> **Input rows**
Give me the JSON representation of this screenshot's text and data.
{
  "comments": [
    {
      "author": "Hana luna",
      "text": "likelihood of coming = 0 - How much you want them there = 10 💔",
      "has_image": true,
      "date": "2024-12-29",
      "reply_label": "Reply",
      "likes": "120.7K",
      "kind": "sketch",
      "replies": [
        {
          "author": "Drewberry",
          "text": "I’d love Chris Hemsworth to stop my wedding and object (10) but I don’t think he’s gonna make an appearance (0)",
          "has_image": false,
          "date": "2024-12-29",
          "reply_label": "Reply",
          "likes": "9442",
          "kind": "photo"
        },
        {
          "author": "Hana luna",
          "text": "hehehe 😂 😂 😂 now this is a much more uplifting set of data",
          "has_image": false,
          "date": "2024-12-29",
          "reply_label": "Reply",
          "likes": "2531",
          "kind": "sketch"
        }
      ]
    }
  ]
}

> **Exercise directions**
Type out all of the material again, word for word.

> **Written response**
Give me the JSON representation of this screenshot's text and data.
{
  "comments": [
    {
      "author": "Hana luna",
      "text": "likelihood of coming = 0 - How much you want them there = 10 💔",
      "has_image": true,
      "date": "2024-12-29",
      "reply_label": "Reply",
      "likes": "120.7K",
      "kind": "sketch",
      "replies": [
        {
          "author": "Drewberry",
          "text": "I’d love Chris Hemsworth to stop my wedding and object (10) but I don’t think he’s gonna make an appearance (0)",
          "has_image": false,
          "date": "2024-12-29",
          "reply_label": "Reply",
          "likes": "9442",
          "kind": "photo"
        },
        {
          "author": "Hana luna",
          "text": "hehehe 😂 😂 😂 now this is a much more uplifting set of data",
          "has_image": false,
          "date": "2024-12-29",
          "reply_label": "Reply",
          "likes": "2531",
          "kind": "sketch"
        }
      ]
    }
  ]
}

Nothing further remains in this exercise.